Problem details:
Below are records. Copy every line with "qotdi" in it.

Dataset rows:
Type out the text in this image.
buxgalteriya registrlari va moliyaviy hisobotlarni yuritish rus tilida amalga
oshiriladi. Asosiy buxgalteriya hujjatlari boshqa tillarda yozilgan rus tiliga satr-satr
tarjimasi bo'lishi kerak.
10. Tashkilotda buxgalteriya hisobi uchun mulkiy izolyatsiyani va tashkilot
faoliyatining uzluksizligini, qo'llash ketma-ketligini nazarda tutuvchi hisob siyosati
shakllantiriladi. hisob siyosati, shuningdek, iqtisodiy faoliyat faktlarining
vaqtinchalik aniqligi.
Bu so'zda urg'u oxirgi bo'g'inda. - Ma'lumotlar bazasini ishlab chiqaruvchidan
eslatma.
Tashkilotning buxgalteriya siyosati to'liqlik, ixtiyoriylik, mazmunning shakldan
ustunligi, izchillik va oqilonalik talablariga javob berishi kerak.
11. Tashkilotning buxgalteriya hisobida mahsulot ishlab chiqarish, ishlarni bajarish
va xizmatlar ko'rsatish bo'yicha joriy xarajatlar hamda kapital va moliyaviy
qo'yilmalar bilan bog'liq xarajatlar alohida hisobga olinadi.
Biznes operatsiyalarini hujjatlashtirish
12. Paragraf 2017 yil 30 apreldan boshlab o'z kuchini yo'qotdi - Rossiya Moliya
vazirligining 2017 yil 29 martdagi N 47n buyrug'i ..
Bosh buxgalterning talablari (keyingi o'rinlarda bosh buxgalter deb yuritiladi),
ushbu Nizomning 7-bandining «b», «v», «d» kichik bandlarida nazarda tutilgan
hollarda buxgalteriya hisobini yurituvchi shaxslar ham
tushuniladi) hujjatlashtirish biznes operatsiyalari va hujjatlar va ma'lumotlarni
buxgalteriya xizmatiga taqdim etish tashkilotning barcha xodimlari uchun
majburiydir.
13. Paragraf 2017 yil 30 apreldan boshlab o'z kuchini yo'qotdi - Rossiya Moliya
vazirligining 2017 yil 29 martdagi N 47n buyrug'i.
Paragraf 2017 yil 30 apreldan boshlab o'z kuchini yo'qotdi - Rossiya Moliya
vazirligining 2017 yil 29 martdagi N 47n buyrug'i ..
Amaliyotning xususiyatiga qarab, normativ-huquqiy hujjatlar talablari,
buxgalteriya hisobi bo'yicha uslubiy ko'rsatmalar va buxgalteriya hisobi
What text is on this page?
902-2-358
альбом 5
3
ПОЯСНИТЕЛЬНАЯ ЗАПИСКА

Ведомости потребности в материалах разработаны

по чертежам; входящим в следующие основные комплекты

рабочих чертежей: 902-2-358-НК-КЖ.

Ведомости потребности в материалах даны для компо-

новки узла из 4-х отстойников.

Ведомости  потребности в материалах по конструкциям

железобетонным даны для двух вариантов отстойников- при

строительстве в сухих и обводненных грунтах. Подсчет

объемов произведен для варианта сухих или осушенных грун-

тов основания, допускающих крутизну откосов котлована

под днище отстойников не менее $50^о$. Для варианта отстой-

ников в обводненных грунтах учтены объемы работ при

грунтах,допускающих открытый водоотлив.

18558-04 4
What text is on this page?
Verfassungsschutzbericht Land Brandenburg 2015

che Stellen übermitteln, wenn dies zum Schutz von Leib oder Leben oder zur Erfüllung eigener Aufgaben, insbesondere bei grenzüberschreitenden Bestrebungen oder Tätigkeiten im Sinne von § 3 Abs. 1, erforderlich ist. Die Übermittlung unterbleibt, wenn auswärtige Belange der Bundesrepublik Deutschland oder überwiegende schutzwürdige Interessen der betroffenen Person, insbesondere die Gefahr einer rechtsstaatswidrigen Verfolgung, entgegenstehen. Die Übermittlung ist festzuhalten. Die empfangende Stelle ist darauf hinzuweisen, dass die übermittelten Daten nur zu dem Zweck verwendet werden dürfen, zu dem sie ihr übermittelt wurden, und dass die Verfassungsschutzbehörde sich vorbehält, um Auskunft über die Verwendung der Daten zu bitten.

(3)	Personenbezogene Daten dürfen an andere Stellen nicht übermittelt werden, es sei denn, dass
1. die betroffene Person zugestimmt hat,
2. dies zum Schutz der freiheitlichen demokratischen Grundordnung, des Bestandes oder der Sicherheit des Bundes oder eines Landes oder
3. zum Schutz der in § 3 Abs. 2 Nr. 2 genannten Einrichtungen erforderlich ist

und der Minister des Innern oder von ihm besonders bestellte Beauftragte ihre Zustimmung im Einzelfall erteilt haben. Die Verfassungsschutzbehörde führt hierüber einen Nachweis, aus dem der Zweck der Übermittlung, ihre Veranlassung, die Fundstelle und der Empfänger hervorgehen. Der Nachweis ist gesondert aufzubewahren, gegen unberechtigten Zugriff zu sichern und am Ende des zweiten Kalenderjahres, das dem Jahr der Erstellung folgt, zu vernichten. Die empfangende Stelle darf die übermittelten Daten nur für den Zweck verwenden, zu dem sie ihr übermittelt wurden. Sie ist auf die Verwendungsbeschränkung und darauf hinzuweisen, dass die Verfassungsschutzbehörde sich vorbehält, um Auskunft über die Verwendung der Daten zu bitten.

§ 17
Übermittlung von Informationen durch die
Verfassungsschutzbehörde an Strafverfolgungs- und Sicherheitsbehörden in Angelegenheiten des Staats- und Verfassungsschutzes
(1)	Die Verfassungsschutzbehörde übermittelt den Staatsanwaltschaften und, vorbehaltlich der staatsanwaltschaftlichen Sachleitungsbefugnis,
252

Written answer:
12. Paragraf 2017 yil 30 apreldan boshlab o'z kuchini yo'qotdi - Rossiya Moliya
13. Paragraf 2017 yil 30 apreldan boshlab o'z kuchini yo'qotdi - Rossiya Moliya
Paragraf 2017 yil 30 apreldan boshlab o'z kuchini yo'qotdi - Rossiya Moliya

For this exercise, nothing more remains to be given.